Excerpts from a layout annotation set

* * *

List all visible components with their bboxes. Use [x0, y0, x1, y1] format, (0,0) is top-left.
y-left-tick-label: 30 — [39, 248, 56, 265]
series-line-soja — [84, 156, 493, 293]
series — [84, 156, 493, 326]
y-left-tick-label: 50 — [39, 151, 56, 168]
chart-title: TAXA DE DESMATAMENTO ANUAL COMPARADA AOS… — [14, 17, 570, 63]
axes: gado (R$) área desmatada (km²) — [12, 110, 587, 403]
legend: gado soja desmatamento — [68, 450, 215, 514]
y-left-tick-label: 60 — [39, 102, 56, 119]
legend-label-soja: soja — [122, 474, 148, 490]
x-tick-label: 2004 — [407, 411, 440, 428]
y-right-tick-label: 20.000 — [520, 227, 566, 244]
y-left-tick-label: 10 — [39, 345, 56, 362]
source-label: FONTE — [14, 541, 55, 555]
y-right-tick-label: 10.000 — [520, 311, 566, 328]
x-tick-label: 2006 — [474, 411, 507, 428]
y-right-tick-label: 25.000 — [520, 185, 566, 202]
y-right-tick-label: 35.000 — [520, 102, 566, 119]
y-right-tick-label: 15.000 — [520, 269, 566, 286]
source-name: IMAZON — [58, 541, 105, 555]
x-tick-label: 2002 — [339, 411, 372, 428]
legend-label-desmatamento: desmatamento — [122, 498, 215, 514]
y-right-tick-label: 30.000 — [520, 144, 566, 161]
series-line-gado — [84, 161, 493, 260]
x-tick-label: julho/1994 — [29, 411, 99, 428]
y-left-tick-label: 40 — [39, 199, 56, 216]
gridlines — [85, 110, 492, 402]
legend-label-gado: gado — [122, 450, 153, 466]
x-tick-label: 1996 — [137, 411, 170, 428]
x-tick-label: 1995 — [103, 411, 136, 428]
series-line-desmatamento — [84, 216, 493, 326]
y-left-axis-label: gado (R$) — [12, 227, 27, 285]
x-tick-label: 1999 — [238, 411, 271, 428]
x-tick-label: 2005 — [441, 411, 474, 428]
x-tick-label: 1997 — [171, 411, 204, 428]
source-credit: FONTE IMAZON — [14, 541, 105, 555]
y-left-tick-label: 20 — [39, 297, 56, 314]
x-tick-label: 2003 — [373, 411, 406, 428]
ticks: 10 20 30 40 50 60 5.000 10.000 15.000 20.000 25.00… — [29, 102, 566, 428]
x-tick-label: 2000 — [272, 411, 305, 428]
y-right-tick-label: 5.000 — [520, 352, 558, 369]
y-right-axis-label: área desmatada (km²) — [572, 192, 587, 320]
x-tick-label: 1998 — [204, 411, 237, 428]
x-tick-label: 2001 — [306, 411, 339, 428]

* * *

### Exercise prompt
Update the records by changing each "soja" to "soy", keeping everything else the same.

### Output for this task
List all visible components with their bboxes. Use [x0, y0, x1, y1] format, (0,0) is top-left.
y-left-tick-label: 30 — [39, 248, 56, 265]
series-line-soy — [84, 156, 493, 293]
series — [84, 156, 493, 326]
y-left-tick-label: 50 — [39, 151, 56, 168]
chart-title: TAXA DE DESMATAMENTO ANUAL COMPARADA AOS… — [14, 17, 570, 63]
axes: gado (R$) área desmatada (km²) — [12, 110, 587, 403]
legend: gado soy desmatamento — [68, 450, 215, 514]
y-left-tick-label: 60 — [39, 102, 56, 119]
legend-label-soy: soy — [122, 474, 148, 490]
x-tick-label: 2004 — [407, 411, 440, 428]
y-right-tick-label: 20.000 — [520, 227, 566, 244]
y-left-tick-label: 10 — [39, 345, 56, 362]
source-label: FONTE — [14, 541, 55, 555]
y-right-tick-label: 10.000 — [520, 311, 566, 328]
x-tick-label: 2006 — [474, 411, 507, 428]
y-right-tick-label: 25.000 — [520, 185, 566, 202]
y-right-tick-label: 35.000 — [520, 102, 566, 119]
y-right-tick-label: 15.000 — [520, 269, 566, 286]
source-name: IMAZON — [58, 541, 105, 555]
x-tick-label: 2002 — [339, 411, 372, 428]
legend-label-desmatamento: desmatamento — [122, 498, 215, 514]
y-right-tick-label: 30.000 — [520, 144, 566, 161]
series-line-gado — [84, 161, 493, 260]
x-tick-label: julho/1994 — [29, 411, 99, 428]
y-left-tick-label: 40 — [39, 199, 56, 216]
gridlines — [85, 110, 492, 402]
legend-label-gado: gado — [122, 450, 153, 466]
x-tick-label: 1996 — [137, 411, 170, 428]
x-tick-label: 1995 — [103, 411, 136, 428]
series-line-desmatamento — [84, 216, 493, 326]
y-left-axis-label: gado (R$) — [12, 227, 27, 285]
x-tick-label: 1999 — [238, 411, 271, 428]
x-tick-label: 2005 — [441, 411, 474, 428]
x-tick-label: 1997 — [171, 411, 204, 428]
source-credit: FONTE IMAZON — [14, 541, 105, 555]
y-left-tick-label: 20 — [39, 297, 56, 314]
x-tick-label: 2003 — [373, 411, 406, 428]
ticks: 10 20 30 40 50 60 5.000 10.000 15.000 20.000 25.00… — [29, 102, 566, 428]
x-tick-label: 2000 — [272, 411, 305, 428]
y-right-tick-label: 5.000 — [520, 352, 558, 369]
y-right-axis-label: área desmatada (km²) — [572, 192, 587, 320]
x-tick-label: 1998 — [204, 411, 237, 428]
x-tick-label: 2001 — [306, 411, 339, 428]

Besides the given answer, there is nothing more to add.